━━━━━ Working data

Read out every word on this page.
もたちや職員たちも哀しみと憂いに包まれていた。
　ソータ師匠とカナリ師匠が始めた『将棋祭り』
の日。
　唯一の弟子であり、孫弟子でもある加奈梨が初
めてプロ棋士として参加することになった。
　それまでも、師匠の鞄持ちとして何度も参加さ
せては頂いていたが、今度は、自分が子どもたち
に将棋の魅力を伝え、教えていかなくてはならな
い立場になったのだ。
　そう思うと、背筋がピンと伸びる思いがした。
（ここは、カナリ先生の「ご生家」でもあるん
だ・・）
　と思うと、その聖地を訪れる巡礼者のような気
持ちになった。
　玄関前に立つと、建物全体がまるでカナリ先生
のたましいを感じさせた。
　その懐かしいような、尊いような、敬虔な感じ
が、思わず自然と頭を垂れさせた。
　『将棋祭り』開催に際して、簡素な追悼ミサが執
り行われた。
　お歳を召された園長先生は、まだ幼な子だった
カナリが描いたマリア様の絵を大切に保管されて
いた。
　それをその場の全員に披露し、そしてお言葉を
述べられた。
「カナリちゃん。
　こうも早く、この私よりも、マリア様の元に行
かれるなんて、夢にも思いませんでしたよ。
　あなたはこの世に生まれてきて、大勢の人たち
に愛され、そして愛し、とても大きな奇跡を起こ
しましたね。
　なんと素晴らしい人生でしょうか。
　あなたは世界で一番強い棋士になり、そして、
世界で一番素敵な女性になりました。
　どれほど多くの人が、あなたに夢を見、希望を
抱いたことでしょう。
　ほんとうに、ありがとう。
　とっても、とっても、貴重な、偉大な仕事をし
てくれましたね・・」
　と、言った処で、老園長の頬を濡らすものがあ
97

━━━━━━━━━━
━━━━━ Working data

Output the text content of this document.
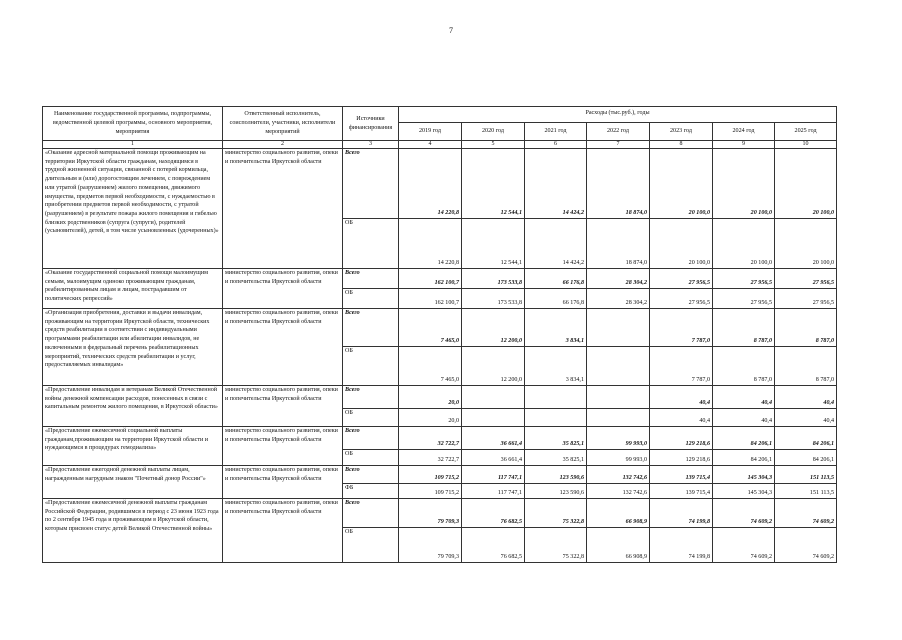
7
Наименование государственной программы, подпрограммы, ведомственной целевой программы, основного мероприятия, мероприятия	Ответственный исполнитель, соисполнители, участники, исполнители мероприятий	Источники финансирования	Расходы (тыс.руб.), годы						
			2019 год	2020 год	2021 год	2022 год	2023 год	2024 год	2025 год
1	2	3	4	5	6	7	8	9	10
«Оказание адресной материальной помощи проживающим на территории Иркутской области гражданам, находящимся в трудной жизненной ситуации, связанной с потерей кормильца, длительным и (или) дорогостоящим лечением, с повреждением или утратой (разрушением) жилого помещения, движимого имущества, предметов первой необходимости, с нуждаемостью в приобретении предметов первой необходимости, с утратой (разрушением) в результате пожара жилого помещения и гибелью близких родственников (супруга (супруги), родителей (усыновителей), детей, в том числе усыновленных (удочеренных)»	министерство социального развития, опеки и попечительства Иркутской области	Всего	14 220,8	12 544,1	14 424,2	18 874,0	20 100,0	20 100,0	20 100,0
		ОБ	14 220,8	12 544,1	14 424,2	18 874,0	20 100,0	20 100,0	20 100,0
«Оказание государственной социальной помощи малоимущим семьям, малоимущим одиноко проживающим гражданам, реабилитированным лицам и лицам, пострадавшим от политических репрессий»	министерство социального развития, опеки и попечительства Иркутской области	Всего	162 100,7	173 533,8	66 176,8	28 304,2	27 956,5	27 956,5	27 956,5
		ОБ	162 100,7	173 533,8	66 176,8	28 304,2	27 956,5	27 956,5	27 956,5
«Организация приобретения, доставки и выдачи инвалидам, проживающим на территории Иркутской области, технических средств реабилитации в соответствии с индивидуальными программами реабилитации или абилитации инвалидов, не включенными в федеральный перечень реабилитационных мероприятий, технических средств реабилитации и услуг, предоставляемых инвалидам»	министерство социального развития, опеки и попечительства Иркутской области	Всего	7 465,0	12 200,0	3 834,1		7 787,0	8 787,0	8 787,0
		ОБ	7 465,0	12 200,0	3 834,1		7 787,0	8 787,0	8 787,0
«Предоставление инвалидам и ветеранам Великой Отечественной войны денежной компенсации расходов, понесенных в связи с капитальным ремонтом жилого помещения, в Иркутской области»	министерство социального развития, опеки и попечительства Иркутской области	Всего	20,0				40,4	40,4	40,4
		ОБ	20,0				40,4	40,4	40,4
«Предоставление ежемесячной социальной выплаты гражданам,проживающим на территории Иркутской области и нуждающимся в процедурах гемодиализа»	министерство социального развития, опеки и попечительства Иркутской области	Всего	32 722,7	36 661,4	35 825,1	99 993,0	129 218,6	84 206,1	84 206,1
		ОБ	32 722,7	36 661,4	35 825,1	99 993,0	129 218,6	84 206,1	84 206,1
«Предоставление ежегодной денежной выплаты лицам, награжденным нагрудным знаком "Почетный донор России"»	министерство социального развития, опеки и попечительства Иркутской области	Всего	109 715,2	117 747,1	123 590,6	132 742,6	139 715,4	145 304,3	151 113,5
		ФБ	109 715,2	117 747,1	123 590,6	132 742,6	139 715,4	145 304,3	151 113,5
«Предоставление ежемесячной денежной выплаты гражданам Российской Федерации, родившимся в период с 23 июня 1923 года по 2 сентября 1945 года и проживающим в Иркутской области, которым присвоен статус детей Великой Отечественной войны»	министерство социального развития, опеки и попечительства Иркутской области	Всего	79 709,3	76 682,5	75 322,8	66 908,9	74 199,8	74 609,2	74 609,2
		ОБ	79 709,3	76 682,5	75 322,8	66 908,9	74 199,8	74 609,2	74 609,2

━━━━━━━━━━

#### [Stated exercise]
Find every line in the records above that contains the word "детей", and copy each one.

#### [Completed exercise]
«Оказание адресной материальной помощи проживающим на территории Иркутской области гражданам, находящимся в трудной жизненной ситуации, связанной с потерей кормильца, длительным и (или) дорогостоящим лечением, с повреждением или утратой (разрушением) жилого помещения, движимого имущества, предметов первой необходимости, с нуждаемостью в приобретении предметов первой необходимости, с утратой (разрушением) в результате пожара жилого помещения и гибелью близких родственников (супруга (супруги), родителей (усыновителей), детей, в том числе усыновленных (удочеренных)»	министерство социального развития, опеки и попечительства Иркутской области	Всего	14 220,8	12 544,1	14 424,2	18 874,0	20 100,0	20 100,0	20 100,0
«Предоставление ежемесячной денежной выплаты гражданам Российской Федерации, родившимся в период с 23 июня 1923 года по 2 сентября 1945 года и проживающим в Иркутской области, которым присвоен статус детей Великой Отечественной войны»	министерство социального развития, опеки и попечительства Иркутской области	Всего	79 709,3	76 682,5	75 322,8	66 908,9	74 199,8	74 609,2	74 609,2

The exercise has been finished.